## Start SUPPLIED PASSAGE

The economic argument for the death penalty, the notion that killing a prisoner is cheaper than housing them in prisons to fulfil their life sentences, can be disproved. The California system has been reported to cost $137 million a year while a system without the death penalty but the imposition of lifetime incarceration would cost $11.5 million [Amnesty USA, 2016]. Other states like Kansas, Tennessee and Maryland have also seen that the judicial costs of a death penalty case cost up to 70% more than a non-death penalty case. When it is often tax payer money that is going to the upkeep of this uneconomical system, the retention of said system seems illogical.

Proponents of the death penalty argue it is necessary in the case of those who have taken the lives of other humans, therefore sacrificing their right to life. However, a study discovered that 4.1% of death row inmates are innocent. This roughly 340 people between 1973 and 2004 is a much larger group than the real life 138 people who were actually exonerated. This 4.1% figure is higher than previous study but still conservative and unclear as data is hard to seek. The conclusion of this study is perhaps more shocking than the numbers: "the great majority of innocent defendants who are convicted of capital murder in the United States are neither executed nor exonerated. They are sentenced, or resentenced to prison for life, and then forgotten." Killing any individual innocent individual for a crime they didn't commit is abhorrent not only to them and their family but also the victims of these crimes as the true guilty party is not sought. Politicians argue in favour of the death penalty that it is protecting electorates from the worst in society. However, what it occurring in reality is the killing of innocent people and leaving individuals to waste away lives in a system that chooses to turn away its eye from convicted criminals even when those individuals may have not been given a fair and just trial. [Guardian, 2014] Also if this is the judicial system in place in the world's leading 'democracy' we have to ask what is occurring in the courts of other countries such as Iraq.

Those who do face the reality of a death penalty conviction can be horrific. In the USA, lethal injection is now used by all states that retain the death penalty. While some argue it is 'too easy' for convicted criminals, lethal injection also has an extremely high rate of failed or botched executions compared to other forms of execution. I will not relay the gruesome detail of some of these occurrences but remind you as a reader that in the 'safest' system used there has been a botched rate higher than 7%. [Sarat, 2014] While America enables public accountability when these cases occur there are less transparent government systems and therefore possibly even more botched or violent executions in other countries that use the death penalty such as China and Iran.

## End SUPPLIED PASSAGE
## Start STORED DATA

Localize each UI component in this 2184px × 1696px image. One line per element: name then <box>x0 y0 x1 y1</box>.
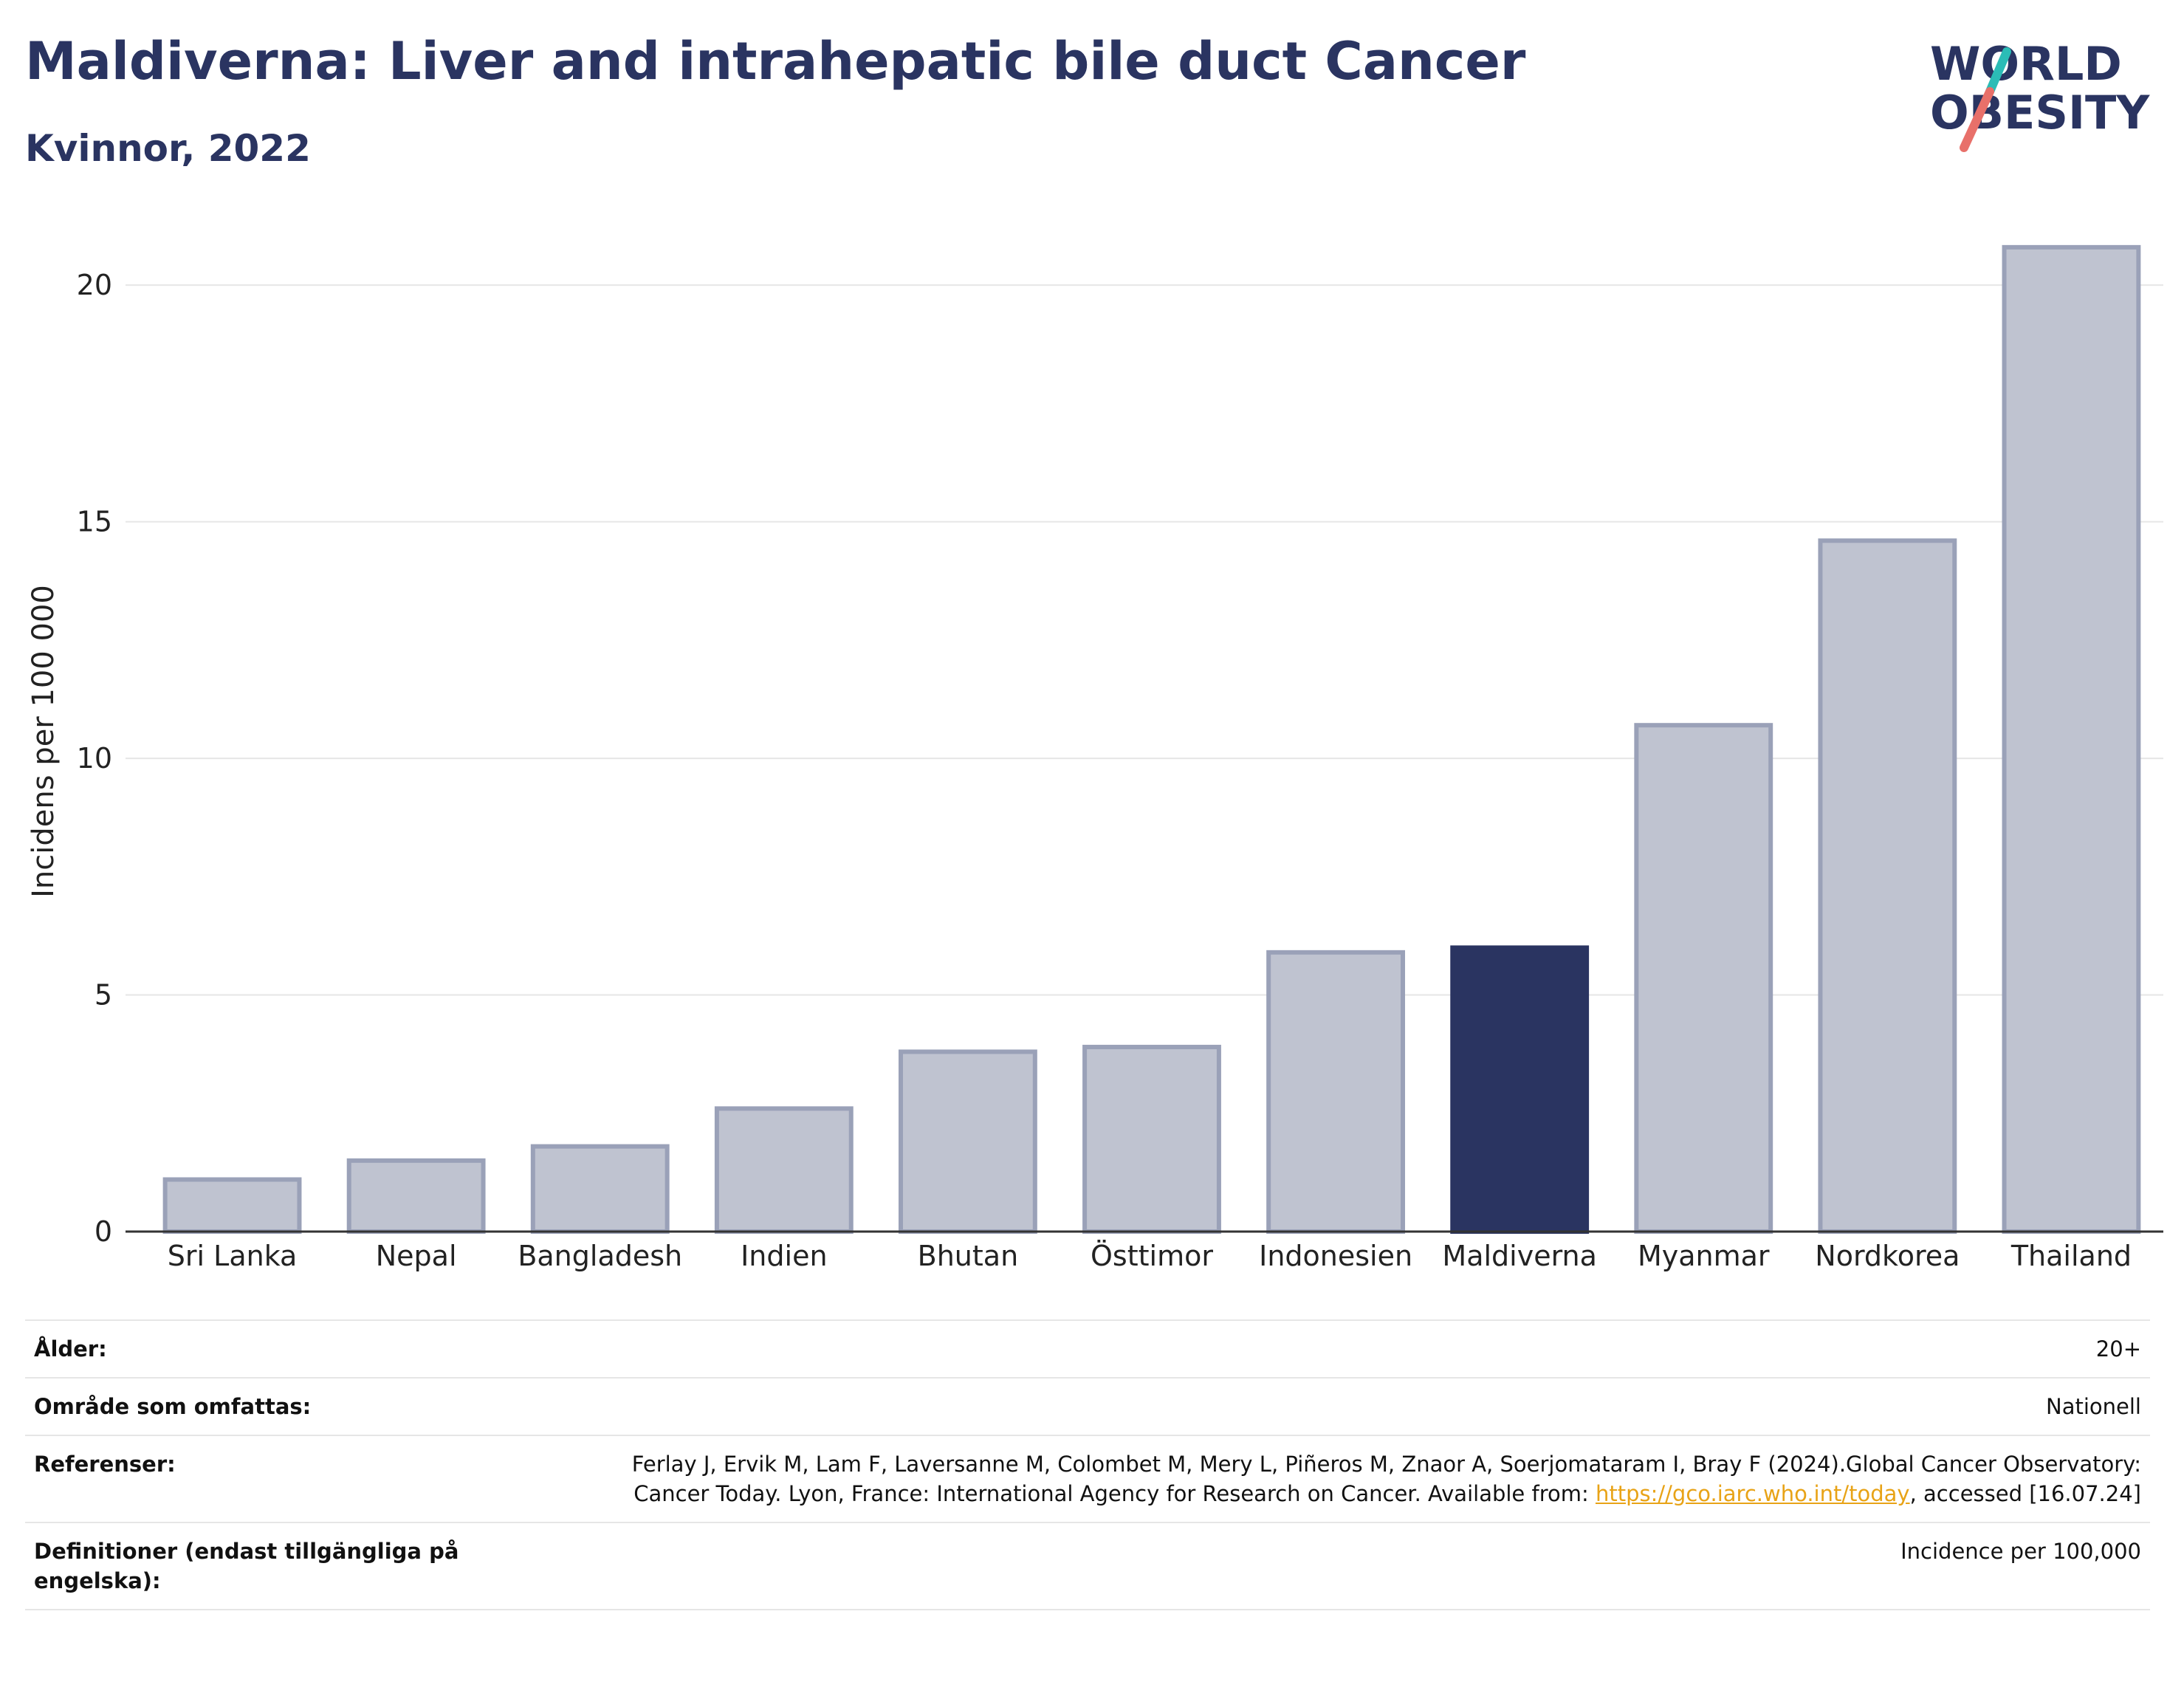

## End STORED DATA

SHORT PROBLEM
Please reproduce the death penalty passage between "The economic argument" and "system seems illogical.", inclusive. The lines above aren't needed.

RESPONSE BELOW
The economic argument for the death penalty, the notion that killing a prisoner is cheaper than housing them in prisons to fulfil their life sentences, can be disproved. The California system has been reported to cost $137 million a year while a system without the death penalty but the imposition of lifetime incarceration would cost $11.5 million [Amnesty USA, 2016]. Other states like Kansas, Tennessee and Maryland have also seen that the judicial costs of a death penalty case cost up to 70% more than a non-death penalty case. When it is often tax payer money that is going to the upkeep of this uneconomical system, the retention of said system seems illogical.